### Material ###

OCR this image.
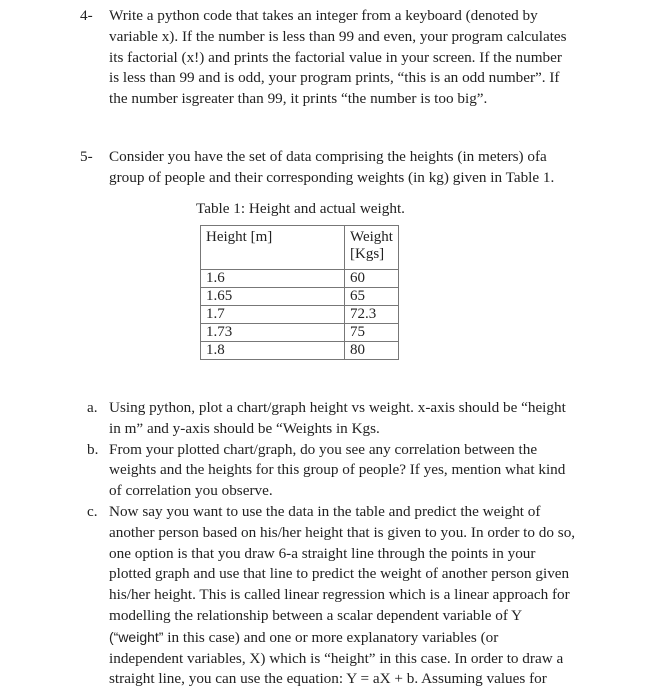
4- Write a python code that takes an integer from a keyboard (denoted by
variable x). If the number is less than 99 and even, your program calculates
its factorial (x!) and prints the factorial value in your screen. If the number
is less than 99 and is odd, your program prints, “this is an odd number”. If
the number isgreater than 99, it prints “the number is too big”.
5- Consider you have the set of data comprising the heights (in meters) ofa
group of people and their corresponding weights (in kg) given in Table 1.
Table 1: Height and actual weight.
Height [m]	Weight
[Kgs]

1.6	60
1.65	65
1.7	72.3
1.73	75
1.8	80
a. Using python, plot a chart/graph height vs weight. x-axis should be “height
in m” and y-axis should be “Weights in Kgs.
b. From your plotted chart/graph, do you see any correlation between the
weights and the heights for this group of people? If yes, mention what kind
of correlation you observe.
c. Now say you want to use the data in the table and predict the weight of
another person based on his/her height that is given to you. In order to do so,
one option is that you draw 6-a straight line through the points in your
plotted graph and use that line to predict the weight of another person given
his/her height. This is called linear regression which is a linear approach for
modelling the relationship between a scalar dependent variable of Y
(“weight” in this case) and one or more explanatory variables (or
independent variables, X) which is “height” in this case. In order to draw a
straight line, you can use the equation: Y = aX + b. Assuming values for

###

Leave out the pictures and repeat everything else in the records exactly.

* Solution to this problem
OCR this image.
4- Write a python code that takes an integer from a keyboard (denoted by
variable x). If the number is less than 99 and even, your program calculates
its factorial (x!) and prints the factorial value in your screen. If the number
is less than 99 and is odd, your program prints, “this is an odd number”. If
the number isgreater than 99, it prints “the number is too big”.
5- Consider you have the set of data comprising the heights (in meters) ofa
group of people and their corresponding weights (in kg) given in Table 1.
Table 1: Height and actual weight.
Height [m]	Weight
[Kgs]

1.6	60
1.65	65
1.7	72.3
1.73	75
1.8	80
a. Using python, plot a chart/graph height vs weight. x-axis should be “height
in m” and y-axis should be “Weights in Kgs.
b. From your plotted chart/graph, do you see any correlation between the
weights and the heights for this group of people? If yes, mention what kind
of correlation you observe.
c. Now say you want to use the data in the table and predict the weight of
another person based on his/her height that is given to you. In order to do so,
one option is that you draw 6-a straight line through the points in your
plotted graph and use that line to predict the weight of another person given
his/her height. This is called linear regression which is a linear approach for
modelling the relationship between a scalar dependent variable of Y
(“weight” in this case) and one or more explanatory variables (or
independent variables, X) which is “height” in this case. In order to draw a
straight line, you can use the equation: Y = aX + b. Assuming values for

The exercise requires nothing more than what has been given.